----- Dataset entries

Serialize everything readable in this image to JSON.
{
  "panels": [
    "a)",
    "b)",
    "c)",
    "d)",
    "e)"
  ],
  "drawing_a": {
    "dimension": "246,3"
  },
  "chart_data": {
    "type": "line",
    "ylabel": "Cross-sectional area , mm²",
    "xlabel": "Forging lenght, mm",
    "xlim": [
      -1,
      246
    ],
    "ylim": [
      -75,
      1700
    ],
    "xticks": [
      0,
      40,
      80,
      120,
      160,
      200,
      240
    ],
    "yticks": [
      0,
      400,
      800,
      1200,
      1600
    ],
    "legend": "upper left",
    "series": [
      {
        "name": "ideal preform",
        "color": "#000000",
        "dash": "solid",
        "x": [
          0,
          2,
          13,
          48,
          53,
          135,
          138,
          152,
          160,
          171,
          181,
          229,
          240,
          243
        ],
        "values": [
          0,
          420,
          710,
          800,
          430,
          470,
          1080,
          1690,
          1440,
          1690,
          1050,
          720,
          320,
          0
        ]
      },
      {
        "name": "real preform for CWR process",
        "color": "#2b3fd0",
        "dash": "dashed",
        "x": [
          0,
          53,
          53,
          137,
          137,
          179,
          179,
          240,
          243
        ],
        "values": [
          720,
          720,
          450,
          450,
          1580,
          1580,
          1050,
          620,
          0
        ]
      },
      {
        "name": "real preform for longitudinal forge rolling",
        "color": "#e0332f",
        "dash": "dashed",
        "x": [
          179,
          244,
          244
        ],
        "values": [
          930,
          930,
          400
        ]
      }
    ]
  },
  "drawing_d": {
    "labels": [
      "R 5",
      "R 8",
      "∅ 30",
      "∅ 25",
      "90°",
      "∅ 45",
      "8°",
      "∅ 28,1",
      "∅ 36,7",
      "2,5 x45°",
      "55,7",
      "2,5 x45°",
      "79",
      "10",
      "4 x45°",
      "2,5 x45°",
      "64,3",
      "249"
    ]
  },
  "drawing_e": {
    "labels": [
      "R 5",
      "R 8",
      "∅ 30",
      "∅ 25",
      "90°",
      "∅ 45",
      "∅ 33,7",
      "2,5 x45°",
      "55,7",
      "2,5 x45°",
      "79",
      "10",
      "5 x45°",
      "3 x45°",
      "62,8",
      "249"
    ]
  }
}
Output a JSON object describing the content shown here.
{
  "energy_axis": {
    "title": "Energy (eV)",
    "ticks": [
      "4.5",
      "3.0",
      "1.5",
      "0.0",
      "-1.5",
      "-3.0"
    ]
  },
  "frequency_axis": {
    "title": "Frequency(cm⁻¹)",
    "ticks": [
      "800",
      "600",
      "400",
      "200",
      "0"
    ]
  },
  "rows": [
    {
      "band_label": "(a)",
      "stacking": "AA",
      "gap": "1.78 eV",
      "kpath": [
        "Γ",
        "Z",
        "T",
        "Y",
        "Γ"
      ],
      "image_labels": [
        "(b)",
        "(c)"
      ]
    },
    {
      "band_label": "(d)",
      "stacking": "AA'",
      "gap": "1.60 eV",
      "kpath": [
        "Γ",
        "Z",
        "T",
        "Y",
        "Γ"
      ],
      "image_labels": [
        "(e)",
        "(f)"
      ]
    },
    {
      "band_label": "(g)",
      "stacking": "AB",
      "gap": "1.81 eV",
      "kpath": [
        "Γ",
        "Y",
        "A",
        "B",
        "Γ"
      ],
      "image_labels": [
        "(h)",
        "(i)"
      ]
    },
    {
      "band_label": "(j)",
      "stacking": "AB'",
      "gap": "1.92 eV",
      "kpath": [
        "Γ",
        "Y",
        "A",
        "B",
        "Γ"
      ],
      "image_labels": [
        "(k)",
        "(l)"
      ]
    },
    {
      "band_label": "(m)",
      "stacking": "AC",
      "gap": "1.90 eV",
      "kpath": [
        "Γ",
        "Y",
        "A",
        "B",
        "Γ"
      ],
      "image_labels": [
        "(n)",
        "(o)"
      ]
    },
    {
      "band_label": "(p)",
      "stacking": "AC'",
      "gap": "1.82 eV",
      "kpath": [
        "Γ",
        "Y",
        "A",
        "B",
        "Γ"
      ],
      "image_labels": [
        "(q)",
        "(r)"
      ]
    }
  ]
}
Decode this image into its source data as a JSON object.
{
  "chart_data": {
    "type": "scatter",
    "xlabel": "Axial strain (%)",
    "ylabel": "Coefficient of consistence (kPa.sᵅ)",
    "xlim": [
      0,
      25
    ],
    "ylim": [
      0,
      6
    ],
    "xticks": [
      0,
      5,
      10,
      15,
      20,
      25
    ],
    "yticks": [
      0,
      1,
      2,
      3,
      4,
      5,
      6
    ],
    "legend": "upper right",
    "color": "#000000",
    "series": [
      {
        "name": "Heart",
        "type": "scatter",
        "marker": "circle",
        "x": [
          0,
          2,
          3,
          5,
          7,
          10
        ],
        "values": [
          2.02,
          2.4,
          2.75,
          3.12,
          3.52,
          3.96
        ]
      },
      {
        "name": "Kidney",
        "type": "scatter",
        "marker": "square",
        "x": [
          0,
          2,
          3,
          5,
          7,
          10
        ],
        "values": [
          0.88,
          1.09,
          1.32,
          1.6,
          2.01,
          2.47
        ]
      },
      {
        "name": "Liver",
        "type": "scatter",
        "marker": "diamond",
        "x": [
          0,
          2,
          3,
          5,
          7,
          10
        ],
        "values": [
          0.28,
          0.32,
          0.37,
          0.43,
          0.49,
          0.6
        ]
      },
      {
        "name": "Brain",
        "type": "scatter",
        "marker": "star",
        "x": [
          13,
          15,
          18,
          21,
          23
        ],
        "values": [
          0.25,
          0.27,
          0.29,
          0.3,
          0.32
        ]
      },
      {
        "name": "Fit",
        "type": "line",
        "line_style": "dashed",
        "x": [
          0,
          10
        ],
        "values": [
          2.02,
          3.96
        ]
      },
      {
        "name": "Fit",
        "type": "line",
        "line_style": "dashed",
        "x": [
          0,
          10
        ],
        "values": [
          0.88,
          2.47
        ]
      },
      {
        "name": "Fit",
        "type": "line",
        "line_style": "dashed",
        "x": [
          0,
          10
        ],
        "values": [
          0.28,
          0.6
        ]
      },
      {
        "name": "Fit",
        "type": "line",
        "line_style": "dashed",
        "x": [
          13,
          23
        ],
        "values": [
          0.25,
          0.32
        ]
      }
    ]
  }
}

----------

◆ Stated goal
Show all lines in the entries above where the string "title" appears.

◆ The result
    "title": "Energy (eV)",
    "title": "Frequency(cm⁻¹)",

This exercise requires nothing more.